++++ Data lines

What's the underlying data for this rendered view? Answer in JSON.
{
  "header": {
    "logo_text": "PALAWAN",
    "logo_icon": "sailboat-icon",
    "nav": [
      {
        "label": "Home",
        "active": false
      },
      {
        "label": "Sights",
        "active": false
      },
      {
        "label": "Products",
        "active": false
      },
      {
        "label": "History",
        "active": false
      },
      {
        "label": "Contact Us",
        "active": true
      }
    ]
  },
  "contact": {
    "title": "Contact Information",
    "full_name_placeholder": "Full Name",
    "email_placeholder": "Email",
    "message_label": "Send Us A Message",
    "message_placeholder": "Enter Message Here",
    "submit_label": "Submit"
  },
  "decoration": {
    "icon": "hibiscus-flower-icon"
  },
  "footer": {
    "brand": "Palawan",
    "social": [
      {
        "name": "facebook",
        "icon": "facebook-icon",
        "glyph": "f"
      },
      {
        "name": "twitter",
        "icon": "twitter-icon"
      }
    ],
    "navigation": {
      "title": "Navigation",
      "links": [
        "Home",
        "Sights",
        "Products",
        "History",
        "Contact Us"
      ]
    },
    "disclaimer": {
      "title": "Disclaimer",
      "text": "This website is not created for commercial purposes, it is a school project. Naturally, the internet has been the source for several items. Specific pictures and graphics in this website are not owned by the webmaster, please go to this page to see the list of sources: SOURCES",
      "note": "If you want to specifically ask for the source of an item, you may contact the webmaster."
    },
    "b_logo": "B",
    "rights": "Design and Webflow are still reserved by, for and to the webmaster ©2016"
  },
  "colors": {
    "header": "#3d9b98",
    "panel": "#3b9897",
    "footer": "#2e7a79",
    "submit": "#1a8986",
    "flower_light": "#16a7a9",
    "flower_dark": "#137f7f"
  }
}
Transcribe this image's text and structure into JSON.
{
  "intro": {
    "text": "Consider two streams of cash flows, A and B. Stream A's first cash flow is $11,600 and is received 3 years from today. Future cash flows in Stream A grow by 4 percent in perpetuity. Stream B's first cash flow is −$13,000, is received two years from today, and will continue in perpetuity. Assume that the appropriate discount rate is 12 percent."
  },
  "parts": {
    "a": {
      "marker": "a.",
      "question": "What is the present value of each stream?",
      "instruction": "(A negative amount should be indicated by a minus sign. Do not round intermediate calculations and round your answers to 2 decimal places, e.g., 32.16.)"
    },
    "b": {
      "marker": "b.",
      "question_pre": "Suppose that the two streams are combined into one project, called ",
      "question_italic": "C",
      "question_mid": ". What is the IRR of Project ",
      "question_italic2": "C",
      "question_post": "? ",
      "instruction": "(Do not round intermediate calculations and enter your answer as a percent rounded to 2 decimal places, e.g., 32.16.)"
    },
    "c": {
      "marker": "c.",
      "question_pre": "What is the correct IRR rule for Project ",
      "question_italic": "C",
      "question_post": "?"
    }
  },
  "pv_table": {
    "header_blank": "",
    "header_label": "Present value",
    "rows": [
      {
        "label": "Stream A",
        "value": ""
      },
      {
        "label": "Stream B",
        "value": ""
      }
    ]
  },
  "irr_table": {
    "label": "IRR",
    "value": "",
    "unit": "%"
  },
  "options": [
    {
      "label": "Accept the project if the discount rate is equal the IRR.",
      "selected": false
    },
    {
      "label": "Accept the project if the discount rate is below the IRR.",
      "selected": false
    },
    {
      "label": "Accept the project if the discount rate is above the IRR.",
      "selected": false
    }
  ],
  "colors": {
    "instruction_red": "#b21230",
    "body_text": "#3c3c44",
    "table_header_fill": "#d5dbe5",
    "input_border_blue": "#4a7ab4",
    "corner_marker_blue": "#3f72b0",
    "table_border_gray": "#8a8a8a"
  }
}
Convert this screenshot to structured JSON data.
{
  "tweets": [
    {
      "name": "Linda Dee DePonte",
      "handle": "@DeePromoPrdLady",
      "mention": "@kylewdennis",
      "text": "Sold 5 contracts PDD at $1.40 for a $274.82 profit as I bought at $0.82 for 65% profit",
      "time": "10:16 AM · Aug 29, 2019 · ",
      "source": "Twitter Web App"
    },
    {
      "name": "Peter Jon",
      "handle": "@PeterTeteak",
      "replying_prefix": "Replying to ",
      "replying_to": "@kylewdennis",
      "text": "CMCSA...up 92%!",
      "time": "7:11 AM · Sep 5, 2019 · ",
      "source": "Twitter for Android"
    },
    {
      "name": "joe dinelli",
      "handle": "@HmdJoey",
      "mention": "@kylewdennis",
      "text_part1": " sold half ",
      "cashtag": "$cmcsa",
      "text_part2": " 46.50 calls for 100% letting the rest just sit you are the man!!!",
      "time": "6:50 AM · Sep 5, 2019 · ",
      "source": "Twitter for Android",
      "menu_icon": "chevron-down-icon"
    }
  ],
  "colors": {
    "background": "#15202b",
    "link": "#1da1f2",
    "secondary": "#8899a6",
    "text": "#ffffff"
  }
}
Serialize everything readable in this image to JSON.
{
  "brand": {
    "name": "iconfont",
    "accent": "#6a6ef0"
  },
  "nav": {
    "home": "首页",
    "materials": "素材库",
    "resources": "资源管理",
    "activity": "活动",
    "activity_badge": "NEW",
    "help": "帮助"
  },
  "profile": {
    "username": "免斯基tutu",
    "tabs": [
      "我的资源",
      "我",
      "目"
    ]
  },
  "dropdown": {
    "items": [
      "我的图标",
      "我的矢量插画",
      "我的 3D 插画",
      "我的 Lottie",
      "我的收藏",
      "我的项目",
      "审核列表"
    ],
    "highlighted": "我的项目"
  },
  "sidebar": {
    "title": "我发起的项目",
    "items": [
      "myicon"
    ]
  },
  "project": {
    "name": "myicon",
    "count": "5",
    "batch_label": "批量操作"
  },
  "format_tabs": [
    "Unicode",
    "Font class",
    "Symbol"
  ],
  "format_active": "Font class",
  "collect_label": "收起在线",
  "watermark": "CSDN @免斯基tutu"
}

++++++++

Required task :: Write the listing out again, exactly as shown above.

Answer ::
What's the underlying data for this rendered view? Answer in JSON.
{
  "header": {
    "logo_text": "PALAWAN",
    "logo_icon": "sailboat-icon",
    "nav": [
      {
        "label": "Home",
        "active": false
      },
      {
        "label": "Sights",
        "active": false
      },
      {
        "label": "Products",
        "active": false
      },
      {
        "label": "History",
        "active": false
      },
      {
        "label": "Contact Us",
        "active": true
      }
    ]
  },
  "contact": {
    "title": "Contact Information",
    "full_name_placeholder": "Full Name",
    "email_placeholder": "Email",
    "message_label": "Send Us A Message",
    "message_placeholder": "Enter Message Here",
    "submit_label": "Submit"
  },
  "decoration": {
    "icon": "hibiscus-flower-icon"
  },
  "footer": {
    "brand": "Palawan",
    "social": [
      {
        "name": "facebook",
        "icon": "facebook-icon",
        "glyph": "f"
      },
      {
        "name": "twitter",
        "icon": "twitter-icon"
      }
    ],
    "navigation": {
      "title": "Navigation",
      "links": [
        "Home",
        "Sights",
        "Products",
        "History",
        "Contact Us"
      ]
    },
    "disclaimer": {
      "title": "Disclaimer",
      "text": "This website is not created for commercial purposes, it is a school project. Naturally, the internet has been the source for several items. Specific pictures and graphics in this website are not owned by the webmaster, please go to this page to see the list of sources: SOURCES",
      "note": "If you want to specifically ask for the source of an item, you may contact the webmaster."
    },
    "b_logo": "B",
    "rights": "Design and Webflow are still reserved by, for and to the webmaster ©2016"
  },
  "colors": {
    "header": "#3d9b98",
    "panel": "#3b9897",
    "footer": "#2e7a79",
    "submit": "#1a8986",
    "flower_light": "#16a7a9",
    "flower_dark": "#137f7f"
  }
}
Transcribe this image's text and structure into JSON.
{
  "intro": {
    "text": "Consider two streams of cash flows, A and B. Stream A's first cash flow is $11,600 and is received 3 years from today. Future cash flows in Stream A grow by 4 percent in perpetuity. Stream B's first cash flow is −$13,000, is received two years from today, and will continue in perpetuity. Assume that the appropriate discount rate is 12 percent."
  },
  "parts": {
    "a": {
      "marker": "a.",
      "question": "What is the present value of each stream?",
      "instruction": "(A negative amount should be indicated by a minus sign. Do not round intermediate calculations and round your answers to 2 decimal places, e.g., 32.16.)"
    },
    "b": {
      "marker": "b.",
      "question_pre": "Suppose that the two streams are combined into one project, called ",
      "question_italic": "C",
      "question_mid": ". What is the IRR of Project ",
      "question_italic2": "C",
      "question_post": "? ",
      "instruction": "(Do not round intermediate calculations and enter your answer as a percent rounded to 2 decimal places, e.g., 32.16.)"
    },
    "c": {
      "marker": "c.",
      "question_pre": "What is the correct IRR rule for Project ",
      "question_italic": "C",
      "question_post": "?"
    }
  },
  "pv_table": {
    "header_blank": "",
    "header_label": "Present value",
    "rows": [
      {
        "label": "Stream A",
        "value": ""
      },
      {
        "label": "Stream B",
        "value": ""
      }
    ]
  },
  "irr_table": {
    "label": "IRR",
    "value": "",
    "unit": "%"
  },
  "options": [
    {
      "label": "Accept the project if the discount rate is equal the IRR.",
      "selected": false
    },
    {
      "label": "Accept the project if the discount rate is below the IRR.",
      "selected": false
    },
    {
      "label": "Accept the project if the discount rate is above the IRR.",
      "selected": false
    }
  ],
  "colors": {
    "instruction_red": "#b21230",
    "body_text": "#3c3c44",
    "table_header_fill": "#d5dbe5",
    "input_border_blue": "#4a7ab4",
    "corner_marker_blue": "#3f72b0",
    "table_border_gray": "#8a8a8a"
  }
}
Convert this screenshot to structured JSON data.
{
  "tweets": [
    {
      "name": "Linda Dee DePonte",
      "handle": "@DeePromoPrdLady",
      "mention": "@kylewdennis",
      "text": "Sold 5 contracts PDD at $1.40 for a $274.82 profit as I bought at $0.82 for 65% profit",
      "time": "10:16 AM · Aug 29, 2019 · ",
      "source": "Twitter Web App"
    },
    {
      "name": "Peter Jon",
      "handle": "@PeterTeteak",
      "replying_prefix": "Replying to ",
      "replying_to": "@kylewdennis",
      "text": "CMCSA...up 92%!",
      "time": "7:11 AM · Sep 5, 2019 · ",
      "source": "Twitter for Android"
    },
    {
      "name": "joe dinelli",
      "handle": "@HmdJoey",
      "mention": "@kylewdennis",
      "text_part1": " sold half ",
      "cashtag": "$cmcsa",
      "text_part2": " 46.50 calls for 100% letting the rest just sit you are the man!!!",
      "time": "6:50 AM · Sep 5, 2019 · ",
      "source": "Twitter for Android",
      "menu_icon": "chevron-down-icon"
    }
  ],
  "colors": {
    "background": "#15202b",
    "link": "#1da1f2",
    "secondary": "#8899a6",
    "text": "#ffffff"
  }
}
Serialize everything readable in this image to JSON.
{
  "brand": {
    "name": "iconfont",
    "accent": "#6a6ef0"
  },
  "nav": {
    "home": "首页",
    "materials": "素材库",
    "resources": "资源管理",
    "activity": "活动",
    "activity_badge": "NEW",
    "help": "帮助"
  },
  "profile": {
    "username": "免斯基tutu",
    "tabs": [
      "我的资源",
      "我",
      "目"
    ]
  },
  "dropdown": {
    "items": [
      "我的图标",
      "我的矢量插画",
      "我的 3D 插画",
      "我的 Lottie",
      "我的收藏",
      "我的项目",
      "审核列表"
    ],
    "highlighted": "我的项目"
  },
  "sidebar": {
    "title": "我发起的项目",
    "items": [
      "myicon"
    ]
  },
  "project": {
    "name": "myicon",
    "count": "5",
    "batch_label": "批量操作"
  },
  "format_tabs": [
    "Unicode",
    "Font class",
    "Symbol"
  ],
  "format_active": "Font class",
  "collect_label": "收起在线",
  "watermark": "CSDN @免斯基tutu"
}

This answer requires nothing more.